>>>>

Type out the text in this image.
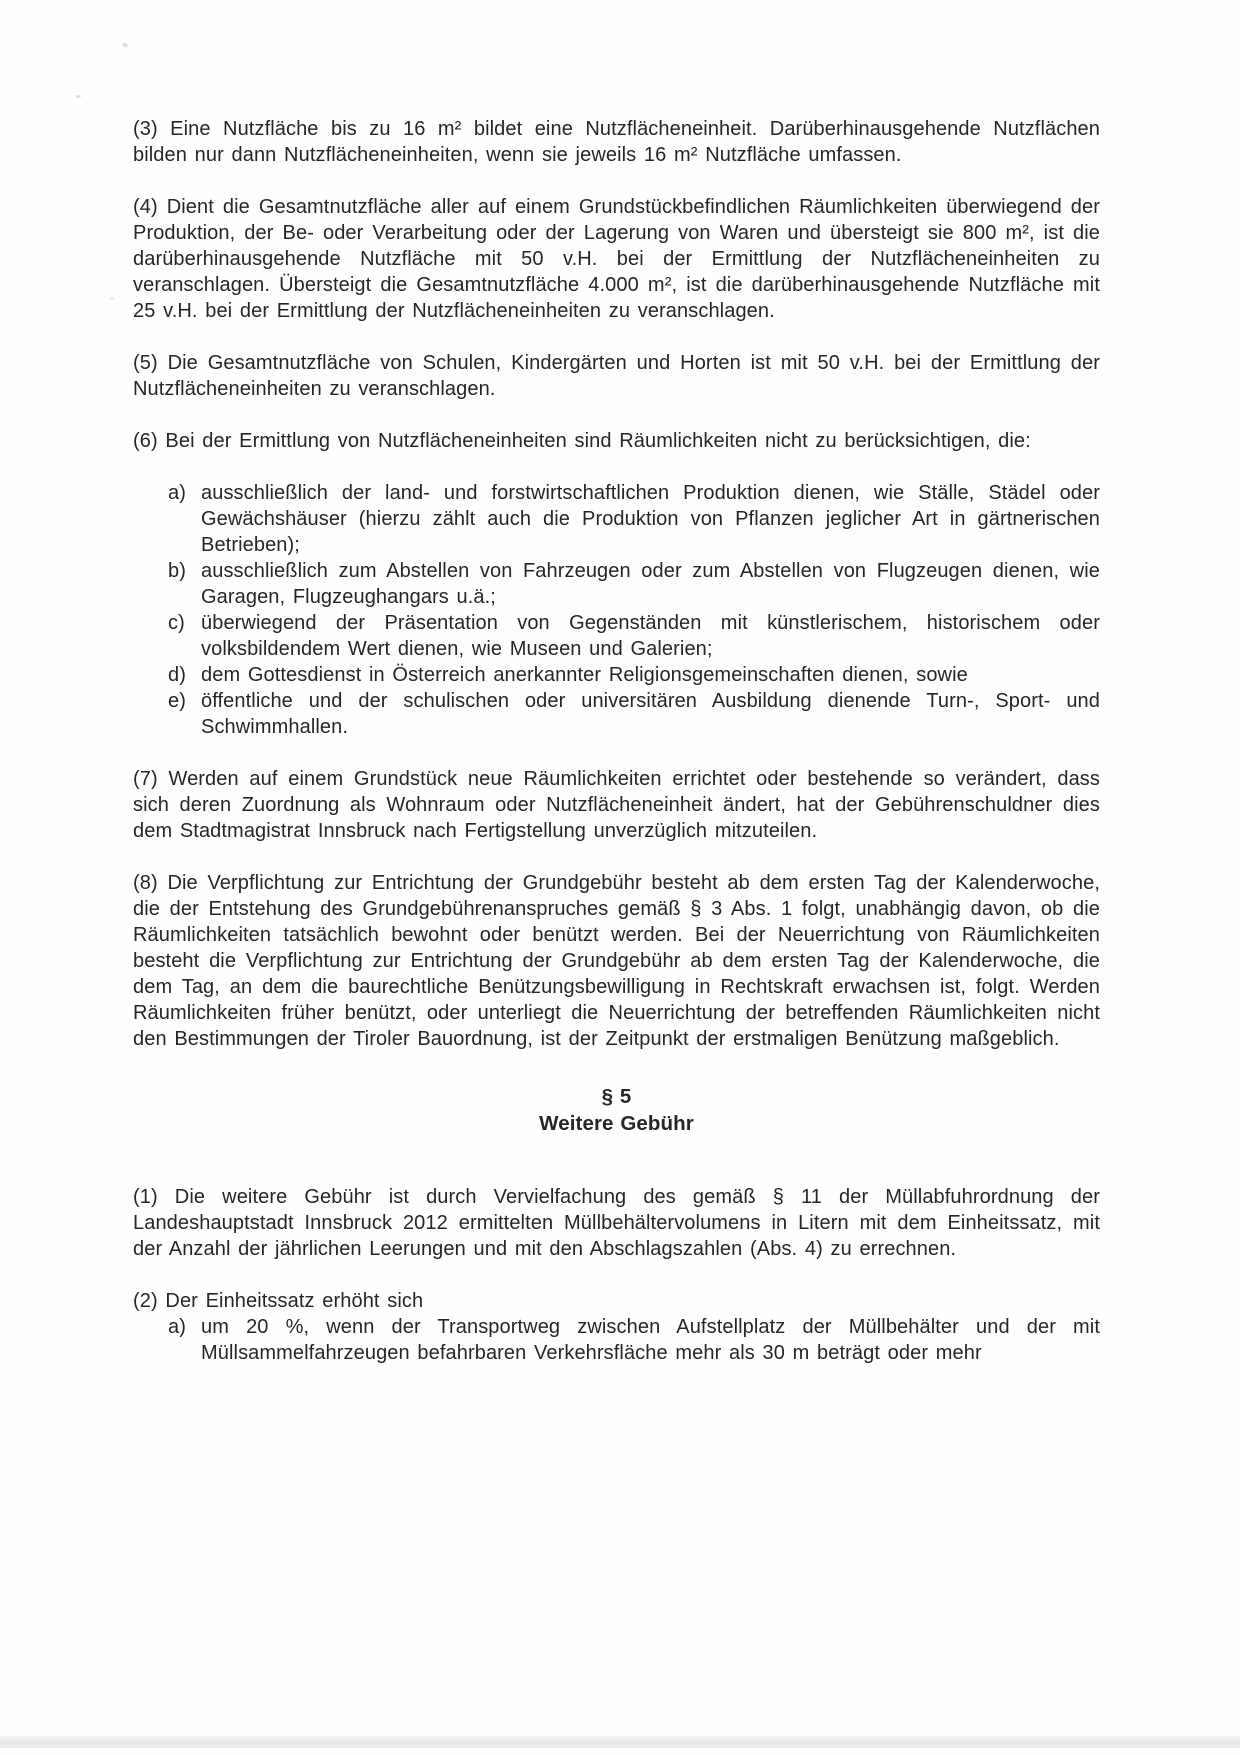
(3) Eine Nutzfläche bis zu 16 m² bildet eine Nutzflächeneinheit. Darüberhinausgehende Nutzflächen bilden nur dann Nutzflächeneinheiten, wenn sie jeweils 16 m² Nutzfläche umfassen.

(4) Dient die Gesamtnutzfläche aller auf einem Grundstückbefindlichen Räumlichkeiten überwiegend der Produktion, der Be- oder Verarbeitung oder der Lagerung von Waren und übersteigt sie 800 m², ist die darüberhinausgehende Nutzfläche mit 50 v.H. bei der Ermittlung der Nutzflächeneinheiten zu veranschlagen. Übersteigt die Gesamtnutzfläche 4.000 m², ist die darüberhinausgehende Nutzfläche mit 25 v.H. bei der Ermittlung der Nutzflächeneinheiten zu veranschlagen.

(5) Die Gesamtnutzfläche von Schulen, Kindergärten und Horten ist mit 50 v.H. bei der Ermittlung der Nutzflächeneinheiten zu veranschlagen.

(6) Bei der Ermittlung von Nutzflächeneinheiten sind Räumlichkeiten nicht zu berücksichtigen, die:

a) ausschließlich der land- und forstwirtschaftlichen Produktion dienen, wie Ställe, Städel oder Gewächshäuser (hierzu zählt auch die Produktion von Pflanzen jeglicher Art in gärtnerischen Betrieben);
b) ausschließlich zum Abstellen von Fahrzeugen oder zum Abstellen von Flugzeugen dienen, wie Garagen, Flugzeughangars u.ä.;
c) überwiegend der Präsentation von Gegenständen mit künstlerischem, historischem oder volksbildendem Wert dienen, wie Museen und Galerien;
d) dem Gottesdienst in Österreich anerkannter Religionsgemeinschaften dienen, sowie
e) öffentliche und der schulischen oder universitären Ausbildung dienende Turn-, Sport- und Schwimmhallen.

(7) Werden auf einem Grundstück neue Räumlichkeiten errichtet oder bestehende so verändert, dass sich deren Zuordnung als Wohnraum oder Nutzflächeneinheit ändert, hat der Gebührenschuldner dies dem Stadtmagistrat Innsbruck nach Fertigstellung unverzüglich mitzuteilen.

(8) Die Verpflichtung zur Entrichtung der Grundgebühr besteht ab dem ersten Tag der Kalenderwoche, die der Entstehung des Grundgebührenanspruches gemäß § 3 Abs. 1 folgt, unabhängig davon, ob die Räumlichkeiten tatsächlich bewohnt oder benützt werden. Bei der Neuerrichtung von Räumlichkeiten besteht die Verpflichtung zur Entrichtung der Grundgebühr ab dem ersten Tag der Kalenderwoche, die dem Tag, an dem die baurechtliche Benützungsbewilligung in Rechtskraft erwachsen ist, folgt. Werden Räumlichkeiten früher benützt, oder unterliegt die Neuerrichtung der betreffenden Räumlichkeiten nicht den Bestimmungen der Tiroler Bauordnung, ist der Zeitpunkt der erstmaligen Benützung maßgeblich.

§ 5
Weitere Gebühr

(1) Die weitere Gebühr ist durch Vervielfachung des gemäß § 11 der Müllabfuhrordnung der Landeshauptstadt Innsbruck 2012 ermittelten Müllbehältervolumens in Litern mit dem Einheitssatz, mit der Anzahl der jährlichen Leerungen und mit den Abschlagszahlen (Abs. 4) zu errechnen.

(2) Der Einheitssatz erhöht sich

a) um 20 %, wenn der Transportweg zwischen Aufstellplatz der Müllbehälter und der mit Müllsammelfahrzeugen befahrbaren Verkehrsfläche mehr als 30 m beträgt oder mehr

<<<<

Restate the whole listing above exactly, except for its images.

Type out the text in this image.
(3) Eine Nutzfläche bis zu 16 m² bildet eine Nutzflächeneinheit. Darüberhinausgehende Nutzflächen bilden nur dann Nutzflächeneinheiten, wenn sie jeweils 16 m² Nutzfläche umfassen.

(4) Dient die Gesamtnutzfläche aller auf einem Grundstückbefindlichen Räumlichkeiten überwiegend der Produktion, der Be- oder Verarbeitung oder der Lagerung von Waren und übersteigt sie 800 m², ist die darüberhinausgehende Nutzfläche mit 50 v.H. bei der Ermittlung der Nutzflächeneinheiten zu veranschlagen. Übersteigt die Gesamtnutzfläche 4.000 m², ist die darüberhinausgehende Nutzfläche mit 25 v.H. bei der Ermittlung der Nutzflächeneinheiten zu veranschlagen.

(5) Die Gesamtnutzfläche von Schulen, Kindergärten und Horten ist mit 50 v.H. bei der Ermittlung der Nutzflächeneinheiten zu veranschlagen.

(6) Bei der Ermittlung von Nutzflächeneinheiten sind Räumlichkeiten nicht zu berücksichtigen, die:

a) ausschließlich der land- und forstwirtschaftlichen Produktion dienen, wie Ställe, Städel oder Gewächshäuser (hierzu zählt auch die Produktion von Pflanzen jeglicher Art in gärtnerischen Betrieben);
b) ausschließlich zum Abstellen von Fahrzeugen oder zum Abstellen von Flugzeugen dienen, wie Garagen, Flugzeughangars u.ä.;
c) überwiegend der Präsentation von Gegenständen mit künstlerischem, historischem oder volksbildendem Wert dienen, wie Museen und Galerien;
d) dem Gottesdienst in Österreich anerkannter Religionsgemeinschaften dienen, sowie
e) öffentliche und der schulischen oder universitären Ausbildung dienende Turn-, Sport- und Schwimmhallen.

(7) Werden auf einem Grundstück neue Räumlichkeiten errichtet oder bestehende so verändert, dass sich deren Zuordnung als Wohnraum oder Nutzflächeneinheit ändert, hat der Gebührenschuldner dies dem Stadtmagistrat Innsbruck nach Fertigstellung unverzüglich mitzuteilen.

(8) Die Verpflichtung zur Entrichtung der Grundgebühr besteht ab dem ersten Tag der Kalenderwoche, die der Entstehung des Grundgebührenanspruches gemäß § 3 Abs. 1 folgt, unabhängig davon, ob die Räumlichkeiten tatsächlich bewohnt oder benützt werden. Bei der Neuerrichtung von Räumlichkeiten besteht die Verpflichtung zur Entrichtung der Grundgebühr ab dem ersten Tag der Kalenderwoche, die dem Tag, an dem die baurechtliche Benützungsbewilligung in Rechtskraft erwachsen ist, folgt. Werden Räumlichkeiten früher benützt, oder unterliegt die Neuerrichtung der betreffenden Räumlichkeiten nicht den Bestimmungen der Tiroler Bauordnung, ist der Zeitpunkt der erstmaligen Benützung maßgeblich.

§ 5
Weitere Gebühr

(1) Die weitere Gebühr ist durch Vervielfachung des gemäß § 11 der Müllabfuhrordnung der Landeshauptstadt Innsbruck 2012 ermittelten Müllbehältervolumens in Litern mit dem Einheitssatz, mit der Anzahl der jährlichen Leerungen und mit den Abschlagszahlen (Abs. 4) zu errechnen.

(2) Der Einheitssatz erhöht sich

a) um 20 %, wenn der Transportweg zwischen Aufstellplatz der Müllbehälter und der mit Müllsammelfahrzeugen befahrbaren Verkehrsfläche mehr als 30 m beträgt oder mehr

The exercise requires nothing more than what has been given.